*EXERCISE*: Copy the data below exactly.

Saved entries
--- BEGIN ---
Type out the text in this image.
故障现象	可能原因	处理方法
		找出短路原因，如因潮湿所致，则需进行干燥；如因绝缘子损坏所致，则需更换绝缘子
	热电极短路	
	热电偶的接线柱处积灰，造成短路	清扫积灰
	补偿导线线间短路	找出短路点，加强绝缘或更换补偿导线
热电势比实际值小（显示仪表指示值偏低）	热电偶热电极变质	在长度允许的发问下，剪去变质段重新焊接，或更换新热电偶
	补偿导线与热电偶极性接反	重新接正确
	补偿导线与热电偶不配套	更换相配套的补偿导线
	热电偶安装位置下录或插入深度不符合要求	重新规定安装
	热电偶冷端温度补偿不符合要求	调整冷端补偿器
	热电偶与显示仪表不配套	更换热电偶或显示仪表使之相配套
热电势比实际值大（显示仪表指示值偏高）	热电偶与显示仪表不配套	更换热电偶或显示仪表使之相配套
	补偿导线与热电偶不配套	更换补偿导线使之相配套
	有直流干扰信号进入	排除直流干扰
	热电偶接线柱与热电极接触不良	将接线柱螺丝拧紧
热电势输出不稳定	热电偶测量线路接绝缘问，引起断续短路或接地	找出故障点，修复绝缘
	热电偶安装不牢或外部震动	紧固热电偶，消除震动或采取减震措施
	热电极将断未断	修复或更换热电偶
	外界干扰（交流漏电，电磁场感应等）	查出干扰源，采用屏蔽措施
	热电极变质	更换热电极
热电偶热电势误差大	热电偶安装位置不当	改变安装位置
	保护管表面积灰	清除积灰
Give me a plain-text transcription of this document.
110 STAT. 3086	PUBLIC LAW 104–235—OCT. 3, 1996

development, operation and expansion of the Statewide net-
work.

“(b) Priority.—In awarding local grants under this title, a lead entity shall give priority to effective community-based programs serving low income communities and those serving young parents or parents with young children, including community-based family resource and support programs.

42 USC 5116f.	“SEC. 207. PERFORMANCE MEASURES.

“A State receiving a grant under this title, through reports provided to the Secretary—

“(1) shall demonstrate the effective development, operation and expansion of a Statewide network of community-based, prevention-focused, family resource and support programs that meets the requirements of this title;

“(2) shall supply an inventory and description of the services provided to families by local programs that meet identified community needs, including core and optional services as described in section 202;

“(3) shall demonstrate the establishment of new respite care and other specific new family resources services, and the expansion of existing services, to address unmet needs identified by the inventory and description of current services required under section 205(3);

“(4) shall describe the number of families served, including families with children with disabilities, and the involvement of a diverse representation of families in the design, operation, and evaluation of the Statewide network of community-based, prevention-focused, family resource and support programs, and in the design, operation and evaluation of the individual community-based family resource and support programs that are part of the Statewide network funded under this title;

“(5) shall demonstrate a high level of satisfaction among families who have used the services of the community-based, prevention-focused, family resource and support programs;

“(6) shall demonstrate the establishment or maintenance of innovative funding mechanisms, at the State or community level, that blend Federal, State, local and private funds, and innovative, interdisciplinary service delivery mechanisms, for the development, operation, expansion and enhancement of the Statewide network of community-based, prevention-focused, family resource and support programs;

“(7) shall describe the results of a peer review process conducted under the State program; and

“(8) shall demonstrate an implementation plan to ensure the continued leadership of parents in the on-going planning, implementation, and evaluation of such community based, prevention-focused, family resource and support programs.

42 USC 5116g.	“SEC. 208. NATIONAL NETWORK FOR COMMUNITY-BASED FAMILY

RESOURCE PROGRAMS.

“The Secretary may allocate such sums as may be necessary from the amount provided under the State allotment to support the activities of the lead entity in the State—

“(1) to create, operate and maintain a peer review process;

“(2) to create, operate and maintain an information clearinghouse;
--- END ---
*SOLUTION*:
Type out the text in this image.
故障现象	可能原因	处理方法
		找出短路原因，如因潮湿所致，则需进行干燥；如因绝缘子损坏所致，则需更换绝缘子
	热电极短路	
	热电偶的接线柱处积灰，造成短路	清扫积灰
	补偿导线线间短路	找出短路点，加强绝缘或更换补偿导线
热电势比实际值小（显示仪表指示值偏低）	热电偶热电极变质	在长度允许的发问下，剪去变质段重新焊接，或更换新热电偶
	补偿导线与热电偶极性接反	重新接正确
	补偿导线与热电偶不配套	更换相配套的补偿导线
	热电偶安装位置下录或插入深度不符合要求	重新规定安装
	热电偶冷端温度补偿不符合要求	调整冷端补偿器
	热电偶与显示仪表不配套	更换热电偶或显示仪表使之相配套
热电势比实际值大（显示仪表指示值偏高）	热电偶与显示仪表不配套	更换热电偶或显示仪表使之相配套
	补偿导线与热电偶不配套	更换补偿导线使之相配套
	有直流干扰信号进入	排除直流干扰
	热电偶接线柱与热电极接触不良	将接线柱螺丝拧紧
热电势输出不稳定	热电偶测量线路接绝缘问，引起断续短路或接地	找出故障点，修复绝缘
	热电偶安装不牢或外部震动	紧固热电偶，消除震动或采取减震措施
	热电极将断未断	修复或更换热电偶
	外界干扰（交流漏电，电磁场感应等）	查出干扰源，采用屏蔽措施
	热电极变质	更换热电极
热电偶热电势误差大	热电偶安装位置不当	改变安装位置
	保护管表面积灰	清除积灰
Give me a plain-text transcription of this document.
110 STAT. 3086	PUBLIC LAW 104–235—OCT. 3, 1996

development, operation and expansion of the Statewide net-
work.

“(b) Priority.—In awarding local grants under this title, a lead entity shall give priority to effective community-based programs serving low income communities and those serving young parents or parents with young children, including community-based family resource and support programs.

42 USC 5116f.	“SEC. 207. PERFORMANCE MEASURES.

“A State receiving a grant under this title, through reports provided to the Secretary—

“(1) shall demonstrate the effective development, operation and expansion of a Statewide network of community-based, prevention-focused, family resource and support programs that meets the requirements of this title;

“(2) shall supply an inventory and description of the services provided to families by local programs that meet identified community needs, including core and optional services as described in section 202;

“(3) shall demonstrate the establishment of new respite care and other specific new family resources services, and the expansion of existing services, to address unmet needs identified by the inventory and description of current services required under section 205(3);

“(4) shall describe the number of families served, including families with children with disabilities, and the involvement of a diverse representation of families in the design, operation, and evaluation of the Statewide network of community-based, prevention-focused, family resource and support programs, and in the design, operation and evaluation of the individual community-based family resource and support programs that are part of the Statewide network funded under this title;

“(5) shall demonstrate a high level of satisfaction among families who have used the services of the community-based, prevention-focused, family resource and support programs;

“(6) shall demonstrate the establishment or maintenance of innovative funding mechanisms, at the State or community level, that blend Federal, State, local and private funds, and innovative, interdisciplinary service delivery mechanisms, for the development, operation, expansion and enhancement of the Statewide network of community-based, prevention-focused, family resource and support programs;

“(7) shall describe the results of a peer review process conducted under the State program; and

“(8) shall demonstrate an implementation plan to ensure the continued leadership of parents in the on-going planning, implementation, and evaluation of such community based, prevention-focused, family resource and support programs.

42 USC 5116g.	“SEC. 208. NATIONAL NETWORK FOR COMMUNITY-BASED FAMILY

RESOURCE PROGRAMS.

“The Secretary may allocate such sums as may be necessary from the amount provided under the State allotment to support the activities of the lead entity in the State—

“(1) to create, operate and maintain a peer review process;

“(2) to create, operate and maintain an information clearinghouse;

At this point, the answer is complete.